• _WHAT TO WORK ON_
Reproduce each line that includes the word "name".

• _DATA FOR THIS TASK_
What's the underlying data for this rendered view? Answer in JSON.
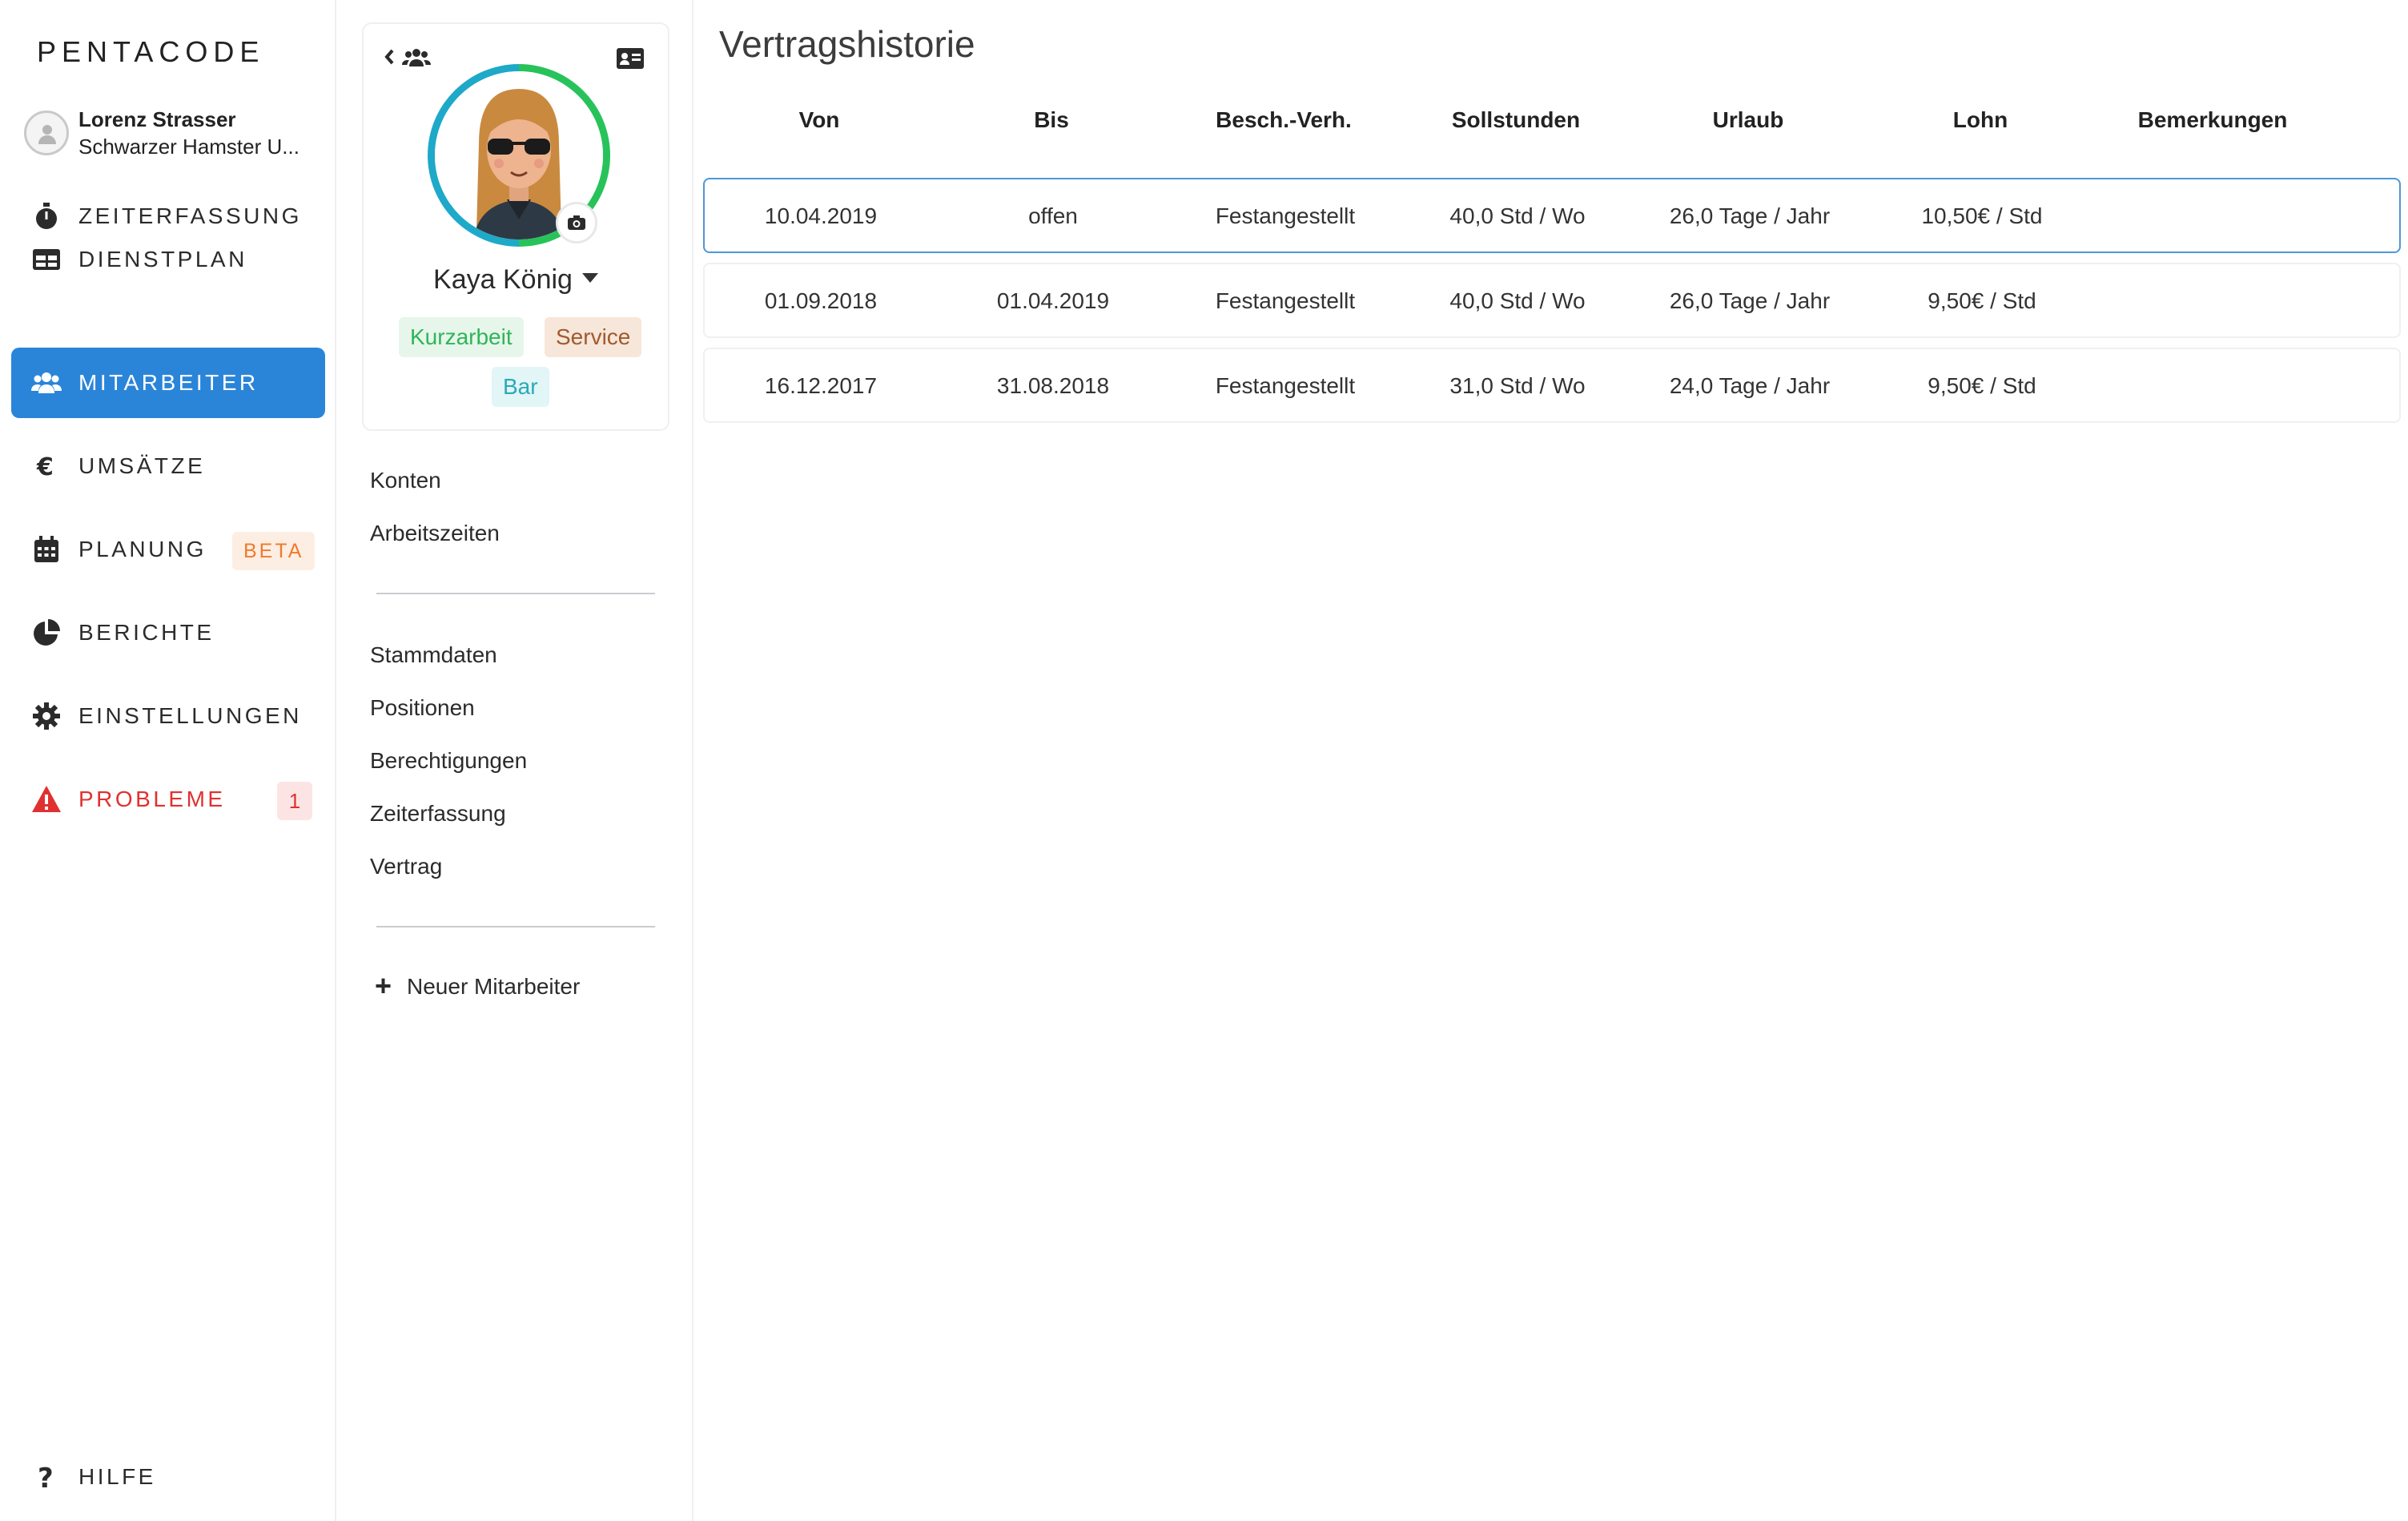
{
  "app": {
    "logo": "PENTACODE"
  },
  "user": {
    "name": "Lorenz Strasser",
    "company": "Schwarzer Hamster U..."
  },
  "nav": {
    "items": [
      {
        "label": "ZEITERFASSUNG",
        "icon": "stopwatch-icon"
      },
      {
        "label": "DIENSTPLAN",
        "icon": "table-icon"
      },
      {
        "label": "MITARBEITER",
        "icon": "users-icon",
        "active": true
      },
      {
        "label": "UMSÄTZE",
        "icon": "euro-icon"
      },
      {
        "label": "PLANUNG",
        "icon": "calendar-icon",
        "badge": "BETA"
      },
      {
        "label": "BERICHTE",
        "icon": "pie-chart-icon"
      },
      {
        "label": "EINSTELLUNGEN",
        "icon": "gear-icon"
      },
      {
        "label": "PROBLEME",
        "icon": "warning-icon",
        "badge": "1"
      }
    ],
    "help": {
      "label": "HILFE",
      "icon": "question-icon"
    }
  },
  "colors": {
    "accent": "#2a85d9",
    "danger": "#e03131",
    "beta": "#f07a2c"
  },
  "employee": {
    "name": "Kaya König",
    "tags": [
      {
        "label": "Kurzarbeit",
        "color": "#2fb55a"
      },
      {
        "label": "Service",
        "color": "#a05a2c"
      },
      {
        "label": "Bar",
        "color": "#2aa9b8"
      }
    ]
  },
  "employee_nav": {
    "group1": [
      "Konten",
      "Arbeitszeiten"
    ],
    "group2": [
      "Stammdaten",
      "Positionen",
      "Berechtigungen",
      "Zeiterfassung",
      "Vertrag"
    ],
    "new_employee": "Neuer Mitarbeiter"
  },
  "contract_history": {
    "title": "Vertragshistorie",
    "columns": [
      "Von",
      "Bis",
      "Besch.-Verh.",
      "Sollstunden",
      "Urlaub",
      "Lohn",
      "Bemerkungen"
    ],
    "rows": [
      [
        "10.04.2019",
        "offen",
        "Festangestellt",
        "40,0 Std / Wo",
        "26,0 Tage / Jahr",
        "10,50€ / Std",
        ""
      ],
      [
        "01.09.2018",
        "01.04.2019",
        "Festangestellt",
        "40,0 Std / Wo",
        "26,0 Tage / Jahr",
        "9,50€ / Std",
        ""
      ],
      [
        "16.12.2017",
        "31.08.2018",
        "Festangestellt",
        "31,0 Std / Wo",
        "24,0 Tage / Jahr",
        "9,50€ / Std",
        ""
      ]
    ]
  }
}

• _EXERCISE OUTPUT_
    "name": "Lorenz Strasser",
    "name": "Kaya König",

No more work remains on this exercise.